> PROBLEMS AND TASKS:
**A)** From the testimony post below, list every action it says God will do for you.
**B)** Reproduce the part of the testimony post starting at "That’s how my" and ending at "had other plans.".

> DOCUMENT SEGMENT:
A testimony is not only about sharing what good things have happened but to give thanks. This week I have celebrated 2 anniversaries and is the basis of this post of thanks. Thanks to God for unexpected blessings, I never thought or imagined. Blessings that are evidence of what he constantly says in the Excellent Book. He will help you, strengthen you and uphold you with his victorious right hand.
The first anniversary was definitely one I never imagined...ever!. I wrote my 52nd testimony post last weekend and that was a surprise to me. I knew I had written many posts but 52 of them! Only God! How it started was definitely Gods’ ways and not mine. Sometimes you think you are doing something small or mediocre but unbeknownst to you it has a purpose that is part of a divine plan. Not that I’m saying the testimonies are mediocre. Far from that. I am saying for example a movie or podcast you are watching may seem meaningless but that is not the case with God. There is a reason for EVERTYHING you are doing.
That’s how my fb posts seemed when I was writing them at the time. Just me using the platform for what it was telling me to do, say “what’s on your mind”. I went overboard and at a certain point I thought I post too much; I need to reduce. Most of the posts were nothing of significance, either I was joking or sharing an observation or lamentation. As my spiritual journey continued to grow, I would then post something in honour of God. When FB started sharing previous posts or memories, I was mortified and thought for sure I need to stop posting my nonsense posts and focus on sharing posts about thanking God for the things he had done. This is what I thought but God had other plans.

> DATA FOR REVIEW:
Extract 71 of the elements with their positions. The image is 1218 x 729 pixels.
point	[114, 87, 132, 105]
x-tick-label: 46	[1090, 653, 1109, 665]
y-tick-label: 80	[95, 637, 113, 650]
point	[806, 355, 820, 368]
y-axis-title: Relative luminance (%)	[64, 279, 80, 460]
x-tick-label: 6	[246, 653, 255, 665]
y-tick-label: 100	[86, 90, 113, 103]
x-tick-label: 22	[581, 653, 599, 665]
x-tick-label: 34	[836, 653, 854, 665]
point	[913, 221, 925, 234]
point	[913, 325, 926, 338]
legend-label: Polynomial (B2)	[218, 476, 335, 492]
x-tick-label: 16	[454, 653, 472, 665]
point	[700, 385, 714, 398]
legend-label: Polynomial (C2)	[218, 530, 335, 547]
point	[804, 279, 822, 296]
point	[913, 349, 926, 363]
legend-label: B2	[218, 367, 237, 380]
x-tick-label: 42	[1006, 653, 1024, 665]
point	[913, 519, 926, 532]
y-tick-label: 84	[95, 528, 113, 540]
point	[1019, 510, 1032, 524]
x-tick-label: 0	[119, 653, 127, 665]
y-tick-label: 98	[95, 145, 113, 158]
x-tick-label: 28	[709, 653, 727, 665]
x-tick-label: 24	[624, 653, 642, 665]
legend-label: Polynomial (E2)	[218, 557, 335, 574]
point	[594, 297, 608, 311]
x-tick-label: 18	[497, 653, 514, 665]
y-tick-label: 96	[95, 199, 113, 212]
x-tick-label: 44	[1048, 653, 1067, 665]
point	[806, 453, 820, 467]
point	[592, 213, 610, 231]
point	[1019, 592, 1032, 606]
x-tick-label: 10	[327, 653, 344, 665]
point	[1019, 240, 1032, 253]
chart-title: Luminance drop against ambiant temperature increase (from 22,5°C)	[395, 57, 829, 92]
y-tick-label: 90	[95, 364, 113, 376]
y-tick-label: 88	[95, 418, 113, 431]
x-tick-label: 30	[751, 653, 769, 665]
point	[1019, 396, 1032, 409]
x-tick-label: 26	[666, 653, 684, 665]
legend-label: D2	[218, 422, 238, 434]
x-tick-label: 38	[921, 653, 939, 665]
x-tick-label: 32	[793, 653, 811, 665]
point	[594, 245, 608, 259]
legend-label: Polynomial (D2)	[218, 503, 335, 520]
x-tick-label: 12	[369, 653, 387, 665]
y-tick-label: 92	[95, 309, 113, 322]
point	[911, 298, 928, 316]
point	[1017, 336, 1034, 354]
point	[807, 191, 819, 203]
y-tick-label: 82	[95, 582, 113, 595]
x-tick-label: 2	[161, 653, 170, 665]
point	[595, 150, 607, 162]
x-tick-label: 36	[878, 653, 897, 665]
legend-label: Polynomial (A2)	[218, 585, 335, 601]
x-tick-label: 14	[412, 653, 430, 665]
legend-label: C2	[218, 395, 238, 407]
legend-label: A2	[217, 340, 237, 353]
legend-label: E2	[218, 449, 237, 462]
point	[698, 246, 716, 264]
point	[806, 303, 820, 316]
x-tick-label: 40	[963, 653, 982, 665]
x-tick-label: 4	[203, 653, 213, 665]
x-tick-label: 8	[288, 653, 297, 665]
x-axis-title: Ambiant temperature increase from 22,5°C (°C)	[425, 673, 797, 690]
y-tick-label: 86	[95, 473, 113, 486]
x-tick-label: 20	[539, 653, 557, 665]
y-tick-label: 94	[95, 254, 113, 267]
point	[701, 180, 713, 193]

> TASK RESPONSES:
**A)** Help you, strengthen you, and uphold you with his victorious right hand.

**B)**
That’s how my fb posts seemed when I was writing them at the time. Just me using the platform for what it was telling me to do, say “what’s on your mind”. I went overboard and at a certain point I thought I post too much; I need to reduce. Most of the posts were nothing of significance, either I was joking or sharing an observation or lamentation. As my spiritual journey continued to grow, I would then post something in honour of God. When FB started sharing previous posts or memories, I was mortified and thought for sure I need to stop posting my nonsense posts and focus on sharing posts about thanking God for the things he had done. This is what I thought but God had other plans.